> [TASK GOAL]: Your task is to transcribe all the entries exactly, excluding pictures.

> [ENTRIES SHOWN]:

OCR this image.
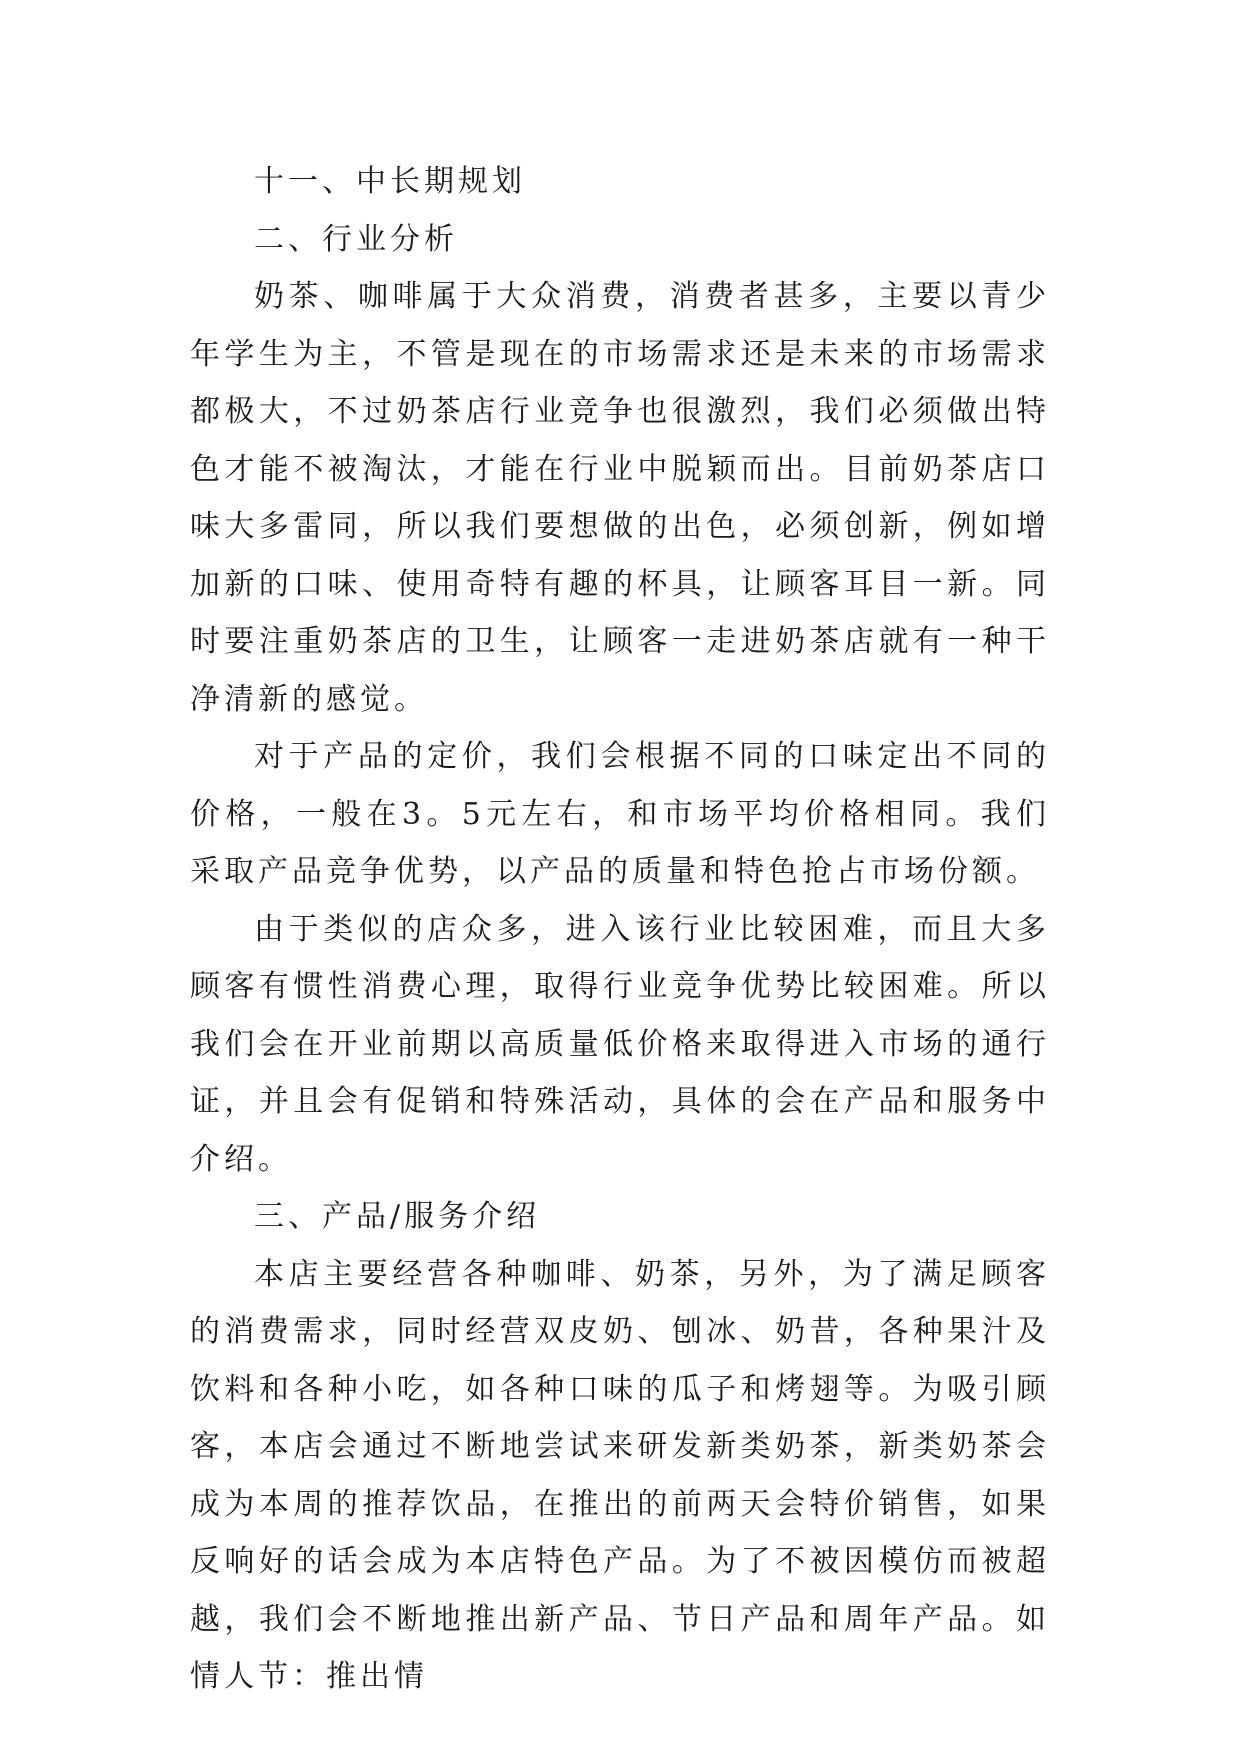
十一、中长期规划

二、行业分析

奶茶、咖啡属于大众消费，消费者甚多，主要以青少年学生为主，不管是现在的市场需求还是未来的市场需求都极大，不过奶茶店行业竞争也很激烈，我们必须做出特色才能不被淘汰，才能在行业中脱颖而出。目前奶茶店口味大多雷同，所以我们要想做的出色，必须创新，例如增加新的口味、使用奇特有趣的杯具，让顾客耳目一新。同时要注重奶茶店的卫生，让顾客一走进奶茶店就有一种干净清新的感觉。

对于产品的定价，我们会根据不同的口味定出不同的价格，一般在3。5元左右，和市场平均价格相同。我们采取产品竞争优势，以产品的质量和特色抢占市场份额。

由于类似的店众多，进入该行业比较困难，而且大多顾客有惯性消费心理，取得行业竞争优势比较困难。所以我们会在开业前期以高质量低价格来取得进入市场的通行证，并且会有促销和特殊活动，具体的会在产品和服务中介绍。

三、产品/服务介绍

本店主要经营各种咖啡、奶茶，另外，为了满足顾客的消费需求，同时经营双皮奶、刨冰、奶昔，各种果汁及饮料和各种小吃，如各种口味的瓜子和烤翅等。为吸引顾客，本店会通过不断地尝试来研发新类奶茶，新类奶茶会成为本周的推荐饮品，在推出的前两天会特价销售，如果反响好的话会成为本店特色产品。为了不被因模仿而被超越，我们会不断地推出新产品、节日产品和周年产品。如情人节：推出情
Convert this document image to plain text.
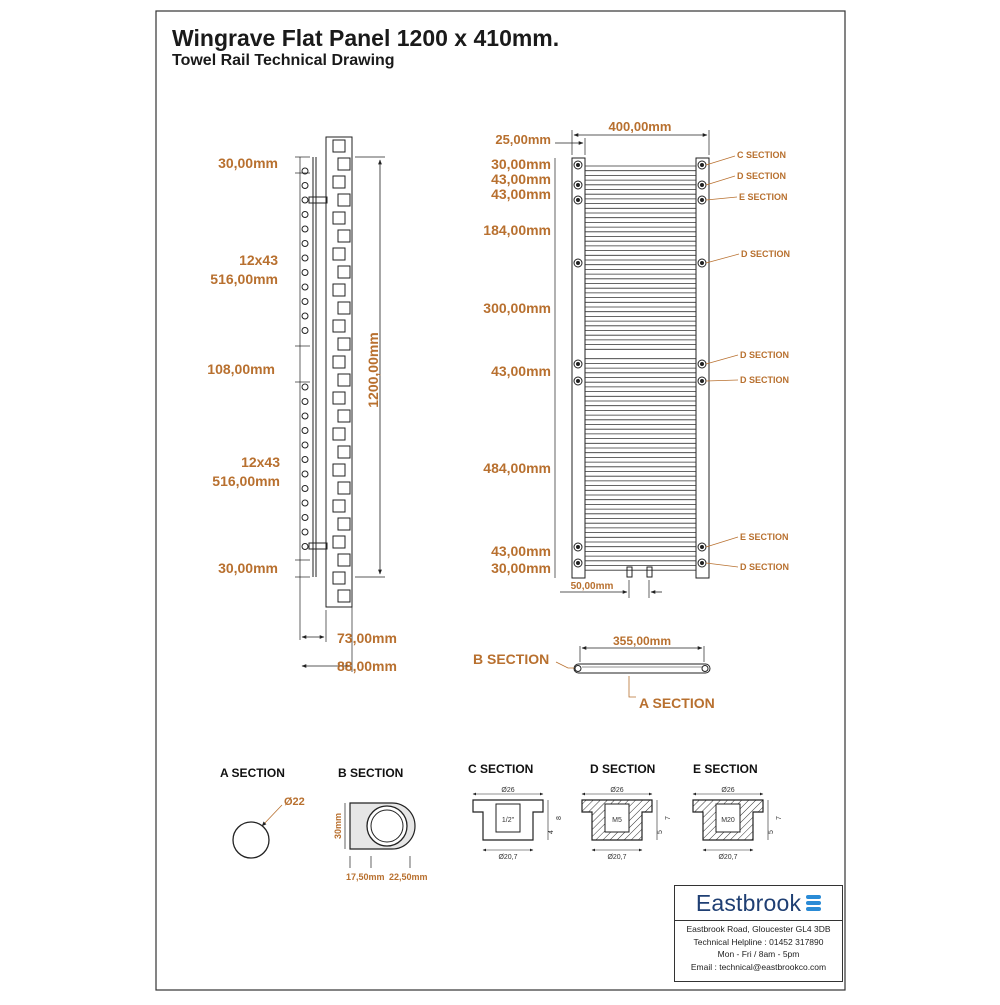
30,00mm
12x43
516,00mm
108,00mm
12x43
516,00mm
30,00mm
1200,00mm
73,00mm
88,00mm
25,00mm
400,00mm
30,00mm
43,00mm
43,00mm
184,00mm
300,00mm
43,00mm
484,00mm
43,00mm
30,00mm
50,00mm
C SECTION
D SECTION
E SECTION
D SECTION
D SECTION
D SECTION
E SECTION
D SECTION
355,00mm
B SECTION
A SECTION
A SECTION	B SECTION	C SECTION	D SECTION	E SECTION
Ø22
30mm
17,50mm 22,50mm
Ø26
1/2"
Ø20,7
4
8
Ø26
M5
Ø20,7
5
7
Ø26
M20
Ø20,7
5
7
Wingrave Flat Panel 1200 x 410mm.
Towel Rail Technical Drawing
Eastbrook
Eastbrook Road, Gloucester GL4 3DB
Technical Helpline : 01452 317890
Mon - Fri / 8am - 5pm
Email : technical@eastbrookco.com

> [WRITTEN RESPONSE]:
OCR this image.
十一、中长期规划

二、行业分析

奶茶、咖啡属于大众消费，消费者甚多，主要以青少年学生为主，不管是现在的市场需求还是未来的市场需求都极大，不过奶茶店行业竞争也很激烈，我们必须做出特色才能不被淘汰，才能在行业中脱颖而出。目前奶茶店口味大多雷同，所以我们要想做的出色，必须创新，例如增加新的口味、使用奇特有趣的杯具，让顾客耳目一新。同时要注重奶茶店的卫生，让顾客一走进奶茶店就有一种干净清新的感觉。

对于产品的定价，我们会根据不同的口味定出不同的价格，一般在3。5元左右，和市场平均价格相同。我们采取产品竞争优势，以产品的质量和特色抢占市场份额。

由于类似的店众多，进入该行业比较困难，而且大多顾客有惯性消费心理，取得行业竞争优势比较困难。所以我们会在开业前期以高质量低价格来取得进入市场的通行证，并且会有促销和特殊活动，具体的会在产品和服务中介绍。

三、产品/服务介绍

本店主要经营各种咖啡、奶茶，另外，为了满足顾客的消费需求，同时经营双皮奶、刨冰、奶昔，各种果汁及饮料和各种小吃，如各种口味的瓜子和烤翅等。为吸引顾客，本店会通过不断地尝试来研发新类奶茶，新类奶茶会成为本周的推荐饮品，在推出的前两天会特价销售，如果反响好的话会成为本店特色产品。为了不被因模仿而被超越，我们会不断地推出新产品、节日产品和周年产品。如情人节：推出情
Convert this document image to plain text.
30,00mm
12x43
516,00mm
108,00mm
12x43
516,00mm
30,00mm
1200,00mm
73,00mm
88,00mm
25,00mm
400,00mm
30,00mm
43,00mm
43,00mm
184,00mm
300,00mm
43,00mm
484,00mm
43,00mm
30,00mm
50,00mm
C SECTION
D SECTION
E SECTION
D SECTION
D SECTION
D SECTION
E SECTION
D SECTION
355,00mm
B SECTION
A SECTION
A SECTION	B SECTION	C SECTION	D SECTION	E SECTION
Ø22
30mm
17,50mm 22,50mm
Ø26
1/2"
Ø20,7
4
8
Ø26
M5
Ø20,7
5
7
Ø26
M20
Ø20,7
5
7
Wingrave Flat Panel 1200 x 410mm.
Towel Rail Technical Drawing
Eastbrook
Eastbrook Road, Gloucester GL4 3DB
Technical Helpline : 01452 317890
Mon - Fri / 8am - 5pm
Email : technical@eastbrookco.com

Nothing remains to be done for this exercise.